* _Task objective_
Reproduce the material word for word; the images stay out.

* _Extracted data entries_
▬▬▬▬▬▬▬▬▬▬

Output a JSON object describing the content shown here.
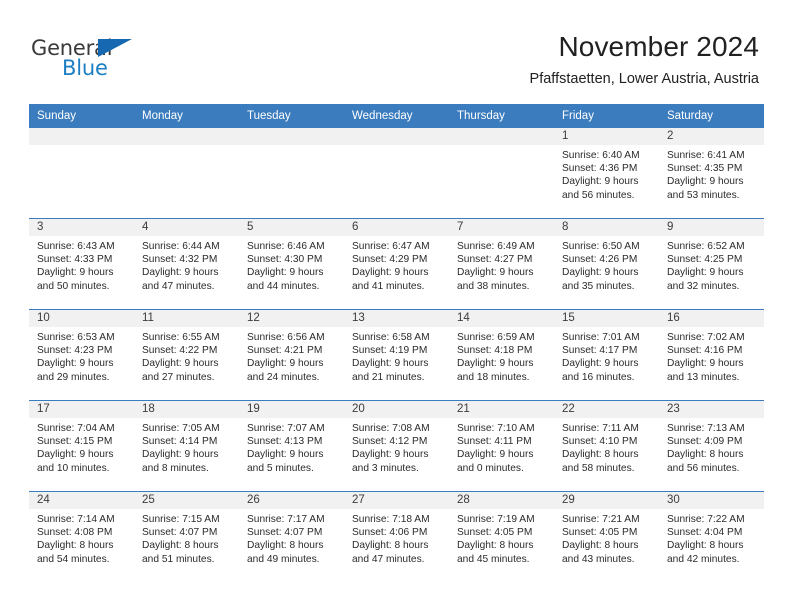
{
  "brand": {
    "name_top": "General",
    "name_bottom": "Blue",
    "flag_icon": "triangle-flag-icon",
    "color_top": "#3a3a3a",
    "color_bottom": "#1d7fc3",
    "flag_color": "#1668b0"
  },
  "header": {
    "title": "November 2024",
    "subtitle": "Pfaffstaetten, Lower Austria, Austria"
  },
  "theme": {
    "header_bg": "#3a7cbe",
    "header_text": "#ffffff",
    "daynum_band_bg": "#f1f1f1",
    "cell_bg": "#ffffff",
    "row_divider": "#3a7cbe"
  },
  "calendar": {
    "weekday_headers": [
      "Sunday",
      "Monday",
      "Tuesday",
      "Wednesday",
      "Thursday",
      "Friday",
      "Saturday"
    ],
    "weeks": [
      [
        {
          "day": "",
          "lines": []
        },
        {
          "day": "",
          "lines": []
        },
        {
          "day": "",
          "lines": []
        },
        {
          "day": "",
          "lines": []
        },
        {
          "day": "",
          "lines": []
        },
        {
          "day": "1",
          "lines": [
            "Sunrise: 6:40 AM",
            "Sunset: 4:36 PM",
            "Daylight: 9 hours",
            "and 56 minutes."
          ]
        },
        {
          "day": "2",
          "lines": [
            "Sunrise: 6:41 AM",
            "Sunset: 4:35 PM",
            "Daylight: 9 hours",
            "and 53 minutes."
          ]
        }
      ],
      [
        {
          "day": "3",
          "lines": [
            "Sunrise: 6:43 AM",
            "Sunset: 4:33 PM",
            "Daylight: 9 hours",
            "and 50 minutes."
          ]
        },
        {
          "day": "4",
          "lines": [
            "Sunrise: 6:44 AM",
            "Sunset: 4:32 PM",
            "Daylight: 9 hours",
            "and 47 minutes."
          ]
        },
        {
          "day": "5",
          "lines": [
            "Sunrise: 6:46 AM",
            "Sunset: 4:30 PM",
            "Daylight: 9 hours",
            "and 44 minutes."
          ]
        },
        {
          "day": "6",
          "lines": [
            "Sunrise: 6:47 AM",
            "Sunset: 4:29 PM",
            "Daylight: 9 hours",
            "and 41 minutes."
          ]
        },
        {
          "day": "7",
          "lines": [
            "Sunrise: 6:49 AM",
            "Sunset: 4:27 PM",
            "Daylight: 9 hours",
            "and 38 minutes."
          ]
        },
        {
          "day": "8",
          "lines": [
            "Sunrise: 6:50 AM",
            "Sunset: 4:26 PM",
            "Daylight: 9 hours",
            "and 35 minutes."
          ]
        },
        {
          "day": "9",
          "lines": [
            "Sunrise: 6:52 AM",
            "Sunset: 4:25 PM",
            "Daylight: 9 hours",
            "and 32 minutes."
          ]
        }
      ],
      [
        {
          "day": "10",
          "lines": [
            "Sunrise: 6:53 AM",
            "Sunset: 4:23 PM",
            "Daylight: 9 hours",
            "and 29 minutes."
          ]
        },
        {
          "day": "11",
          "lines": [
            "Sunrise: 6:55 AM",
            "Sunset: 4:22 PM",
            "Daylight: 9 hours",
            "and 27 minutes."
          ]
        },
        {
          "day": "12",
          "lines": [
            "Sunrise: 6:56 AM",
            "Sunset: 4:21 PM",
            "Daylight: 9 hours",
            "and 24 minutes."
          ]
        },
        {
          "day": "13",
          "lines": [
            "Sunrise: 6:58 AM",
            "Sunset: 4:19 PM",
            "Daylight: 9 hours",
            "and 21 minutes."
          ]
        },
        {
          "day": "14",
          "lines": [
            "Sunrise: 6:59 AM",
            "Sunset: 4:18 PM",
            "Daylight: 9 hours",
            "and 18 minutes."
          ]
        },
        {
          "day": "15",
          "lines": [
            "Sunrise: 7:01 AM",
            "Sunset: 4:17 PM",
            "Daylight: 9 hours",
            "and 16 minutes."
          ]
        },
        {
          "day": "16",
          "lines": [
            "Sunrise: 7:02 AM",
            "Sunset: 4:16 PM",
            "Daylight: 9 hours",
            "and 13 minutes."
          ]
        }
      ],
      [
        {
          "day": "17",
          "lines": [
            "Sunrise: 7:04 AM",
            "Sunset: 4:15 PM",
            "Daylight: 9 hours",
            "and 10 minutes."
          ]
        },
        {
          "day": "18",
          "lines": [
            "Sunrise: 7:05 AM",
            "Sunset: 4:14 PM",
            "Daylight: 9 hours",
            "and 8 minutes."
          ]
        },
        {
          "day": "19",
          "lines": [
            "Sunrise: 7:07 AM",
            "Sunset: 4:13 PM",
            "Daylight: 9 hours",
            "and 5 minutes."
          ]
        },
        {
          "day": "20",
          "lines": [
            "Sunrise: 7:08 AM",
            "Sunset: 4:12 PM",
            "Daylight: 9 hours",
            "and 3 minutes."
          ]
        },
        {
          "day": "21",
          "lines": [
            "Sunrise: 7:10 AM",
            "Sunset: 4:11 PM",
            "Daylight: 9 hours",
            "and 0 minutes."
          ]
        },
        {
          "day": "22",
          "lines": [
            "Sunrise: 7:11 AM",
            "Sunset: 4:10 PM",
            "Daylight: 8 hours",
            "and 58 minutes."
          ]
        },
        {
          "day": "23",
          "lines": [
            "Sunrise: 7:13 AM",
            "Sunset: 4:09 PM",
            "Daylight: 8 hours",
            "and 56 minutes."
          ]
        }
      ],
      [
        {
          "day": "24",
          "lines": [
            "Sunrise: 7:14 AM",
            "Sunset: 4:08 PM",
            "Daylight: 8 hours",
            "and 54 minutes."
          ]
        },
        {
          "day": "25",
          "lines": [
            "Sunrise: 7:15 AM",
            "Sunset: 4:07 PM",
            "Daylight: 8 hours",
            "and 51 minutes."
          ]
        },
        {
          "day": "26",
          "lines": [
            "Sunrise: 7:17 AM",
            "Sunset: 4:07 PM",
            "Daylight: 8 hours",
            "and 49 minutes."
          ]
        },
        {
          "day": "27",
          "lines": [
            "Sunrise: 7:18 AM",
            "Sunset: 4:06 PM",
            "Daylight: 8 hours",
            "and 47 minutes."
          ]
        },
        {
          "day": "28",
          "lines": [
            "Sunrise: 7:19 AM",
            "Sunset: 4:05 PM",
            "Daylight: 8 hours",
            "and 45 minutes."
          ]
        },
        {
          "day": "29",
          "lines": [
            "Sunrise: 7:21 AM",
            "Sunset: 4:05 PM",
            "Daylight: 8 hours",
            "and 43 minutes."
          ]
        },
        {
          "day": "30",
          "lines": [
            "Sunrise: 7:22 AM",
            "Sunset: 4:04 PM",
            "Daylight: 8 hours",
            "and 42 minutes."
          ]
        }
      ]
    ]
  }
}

▬▬▬▬▬▬▬▬▬▬

* _Solution below_
Output a JSON object describing the content shown here.
{
  "brand": {
    "name_top": "General",
    "name_bottom": "Blue",
    "flag_icon": "triangle-flag-icon",
    "color_top": "#3a3a3a",
    "color_bottom": "#1d7fc3",
    "flag_color": "#1668b0"
  },
  "header": {
    "title": "November 2024",
    "subtitle": "Pfaffstaetten, Lower Austria, Austria"
  },
  "theme": {
    "header_bg": "#3a7cbe",
    "header_text": "#ffffff",
    "daynum_band_bg": "#f1f1f1",
    "cell_bg": "#ffffff",
    "row_divider": "#3a7cbe"
  },
  "calendar": {
    "weekday_headers": [
      "Sunday",
      "Monday",
      "Tuesday",
      "Wednesday",
      "Thursday",
      "Friday",
      "Saturday"
    ],
    "weeks": [
      [
        {
          "day": "",
          "lines": []
        },
        {
          "day": "",
          "lines": []
        },
        {
          "day": "",
          "lines": []
        },
        {
          "day": "",
          "lines": []
        },
        {
          "day": "",
          "lines": []
        },
        {
          "day": "1",
          "lines": [
            "Sunrise: 6:40 AM",
            "Sunset: 4:36 PM",
            "Daylight: 9 hours",
            "and 56 minutes."
          ]
        },
        {
          "day": "2",
          "lines": [
            "Sunrise: 6:41 AM",
            "Sunset: 4:35 PM",
            "Daylight: 9 hours",
            "and 53 minutes."
          ]
        }
      ],
      [
        {
          "day": "3",
          "lines": [
            "Sunrise: 6:43 AM",
            "Sunset: 4:33 PM",
            "Daylight: 9 hours",
            "and 50 minutes."
          ]
        },
        {
          "day": "4",
          "lines": [
            "Sunrise: 6:44 AM",
            "Sunset: 4:32 PM",
            "Daylight: 9 hours",
            "and 47 minutes."
          ]
        },
        {
          "day": "5",
          "lines": [
            "Sunrise: 6:46 AM",
            "Sunset: 4:30 PM",
            "Daylight: 9 hours",
            "and 44 minutes."
          ]
        },
        {
          "day": "6",
          "lines": [
            "Sunrise: 6:47 AM",
            "Sunset: 4:29 PM",
            "Daylight: 9 hours",
            "and 41 minutes."
          ]
        },
        {
          "day": "7",
          "lines": [
            "Sunrise: 6:49 AM",
            "Sunset: 4:27 PM",
            "Daylight: 9 hours",
            "and 38 minutes."
          ]
        },
        {
          "day": "8",
          "lines": [
            "Sunrise: 6:50 AM",
            "Sunset: 4:26 PM",
            "Daylight: 9 hours",
            "and 35 minutes."
          ]
        },
        {
          "day": "9",
          "lines": [
            "Sunrise: 6:52 AM",
            "Sunset: 4:25 PM",
            "Daylight: 9 hours",
            "and 32 minutes."
          ]
        }
      ],
      [
        {
          "day": "10",
          "lines": [
            "Sunrise: 6:53 AM",
            "Sunset: 4:23 PM",
            "Daylight: 9 hours",
            "and 29 minutes."
          ]
        },
        {
          "day": "11",
          "lines": [
            "Sunrise: 6:55 AM",
            "Sunset: 4:22 PM",
            "Daylight: 9 hours",
            "and 27 minutes."
          ]
        },
        {
          "day": "12",
          "lines": [
            "Sunrise: 6:56 AM",
            "Sunset: 4:21 PM",
            "Daylight: 9 hours",
            "and 24 minutes."
          ]
        },
        {
          "day": "13",
          "lines": [
            "Sunrise: 6:58 AM",
            "Sunset: 4:19 PM",
            "Daylight: 9 hours",
            "and 21 minutes."
          ]
        },
        {
          "day": "14",
          "lines": [
            "Sunrise: 6:59 AM",
            "Sunset: 4:18 PM",
            "Daylight: 9 hours",
            "and 18 minutes."
          ]
        },
        {
          "day": "15",
          "lines": [
            "Sunrise: 7:01 AM",
            "Sunset: 4:17 PM",
            "Daylight: 9 hours",
            "and 16 minutes."
          ]
        },
        {
          "day": "16",
          "lines": [
            "Sunrise: 7:02 AM",
            "Sunset: 4:16 PM",
            "Daylight: 9 hours",
            "and 13 minutes."
          ]
        }
      ],
      [
        {
          "day": "17",
          "lines": [
            "Sunrise: 7:04 AM",
            "Sunset: 4:15 PM",
            "Daylight: 9 hours",
            "and 10 minutes."
          ]
        },
        {
          "day": "18",
          "lines": [
            "Sunrise: 7:05 AM",
            "Sunset: 4:14 PM",
            "Daylight: 9 hours",
            "and 8 minutes."
          ]
        },
        {
          "day": "19",
          "lines": [
            "Sunrise: 7:07 AM",
            "Sunset: 4:13 PM",
            "Daylight: 9 hours",
            "and 5 minutes."
          ]
        },
        {
          "day": "20",
          "lines": [
            "Sunrise: 7:08 AM",
            "Sunset: 4:12 PM",
            "Daylight: 9 hours",
            "and 3 minutes."
          ]
        },
        {
          "day": "21",
          "lines": [
            "Sunrise: 7:10 AM",
            "Sunset: 4:11 PM",
            "Daylight: 9 hours",
            "and 0 minutes."
          ]
        },
        {
          "day": "22",
          "lines": [
            "Sunrise: 7:11 AM",
            "Sunset: 4:10 PM",
            "Daylight: 8 hours",
            "and 58 minutes."
          ]
        },
        {
          "day": "23",
          "lines": [
            "Sunrise: 7:13 AM",
            "Sunset: 4:09 PM",
            "Daylight: 8 hours",
            "and 56 minutes."
          ]
        }
      ],
      [
        {
          "day": "24",
          "lines": [
            "Sunrise: 7:14 AM",
            "Sunset: 4:08 PM",
            "Daylight: 8 hours",
            "and 54 minutes."
          ]
        },
        {
          "day": "25",
          "lines": [
            "Sunrise: 7:15 AM",
            "Sunset: 4:07 PM",
            "Daylight: 8 hours",
            "and 51 minutes."
          ]
        },
        {
          "day": "26",
          "lines": [
            "Sunrise: 7:17 AM",
            "Sunset: 4:07 PM",
            "Daylight: 8 hours",
            "and 49 minutes."
          ]
        },
        {
          "day": "27",
          "lines": [
            "Sunrise: 7:18 AM",
            "Sunset: 4:06 PM",
            "Daylight: 8 hours",
            "and 47 minutes."
          ]
        },
        {
          "day": "28",
          "lines": [
            "Sunrise: 7:19 AM",
            "Sunset: 4:05 PM",
            "Daylight: 8 hours",
            "and 45 minutes."
          ]
        },
        {
          "day": "29",
          "lines": [
            "Sunrise: 7:21 AM",
            "Sunset: 4:05 PM",
            "Daylight: 8 hours",
            "and 43 minutes."
          ]
        },
        {
          "day": "30",
          "lines": [
            "Sunrise: 7:22 AM",
            "Sunset: 4:04 PM",
            "Daylight: 8 hours",
            "and 42 minutes."
          ]
        }
      ]
    ]
  }
}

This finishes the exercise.